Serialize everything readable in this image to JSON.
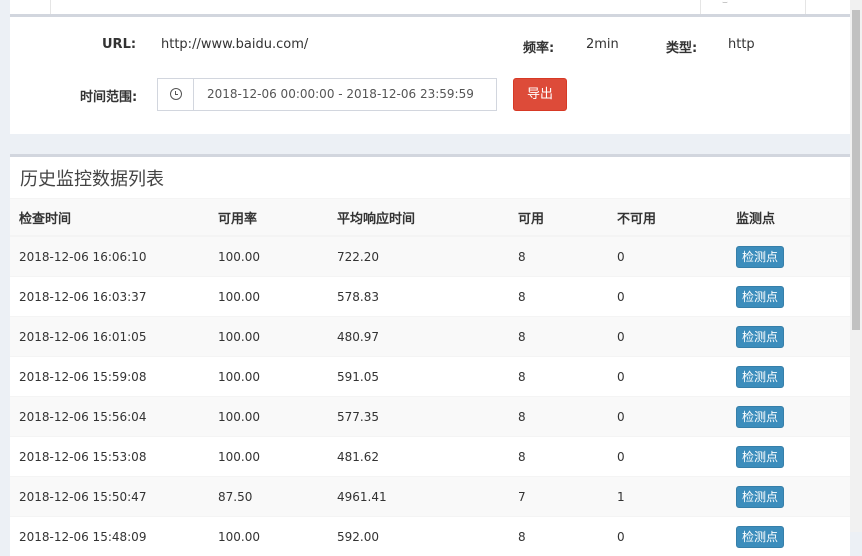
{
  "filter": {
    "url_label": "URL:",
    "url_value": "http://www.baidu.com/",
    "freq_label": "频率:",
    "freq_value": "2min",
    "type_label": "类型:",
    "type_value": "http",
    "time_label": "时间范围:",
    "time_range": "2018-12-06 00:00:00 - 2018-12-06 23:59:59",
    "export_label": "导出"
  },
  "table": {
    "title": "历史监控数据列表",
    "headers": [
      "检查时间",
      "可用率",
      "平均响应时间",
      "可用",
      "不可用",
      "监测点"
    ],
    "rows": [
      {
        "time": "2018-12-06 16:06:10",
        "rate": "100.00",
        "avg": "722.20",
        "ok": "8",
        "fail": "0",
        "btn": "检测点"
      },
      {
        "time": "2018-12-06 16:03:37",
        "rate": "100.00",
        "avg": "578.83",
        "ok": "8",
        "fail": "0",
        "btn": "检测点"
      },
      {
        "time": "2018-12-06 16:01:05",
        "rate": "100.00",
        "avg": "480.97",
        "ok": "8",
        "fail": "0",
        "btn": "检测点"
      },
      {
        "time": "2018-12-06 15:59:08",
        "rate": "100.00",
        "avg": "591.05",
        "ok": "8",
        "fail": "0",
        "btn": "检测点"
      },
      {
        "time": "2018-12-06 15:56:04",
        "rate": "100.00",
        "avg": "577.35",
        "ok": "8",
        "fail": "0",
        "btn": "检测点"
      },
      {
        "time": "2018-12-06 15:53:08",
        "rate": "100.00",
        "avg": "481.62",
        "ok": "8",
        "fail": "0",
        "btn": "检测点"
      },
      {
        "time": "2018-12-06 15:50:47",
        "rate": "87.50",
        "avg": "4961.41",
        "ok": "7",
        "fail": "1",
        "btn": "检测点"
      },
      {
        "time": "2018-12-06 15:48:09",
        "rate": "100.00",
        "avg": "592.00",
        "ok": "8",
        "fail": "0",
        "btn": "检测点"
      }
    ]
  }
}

--- Requirements ---
Copy out every line of the listing that contains the string "http".

--- Solution to this exercise ---
    "url_value": "http://www.baidu.com/",
    "type_value": "http",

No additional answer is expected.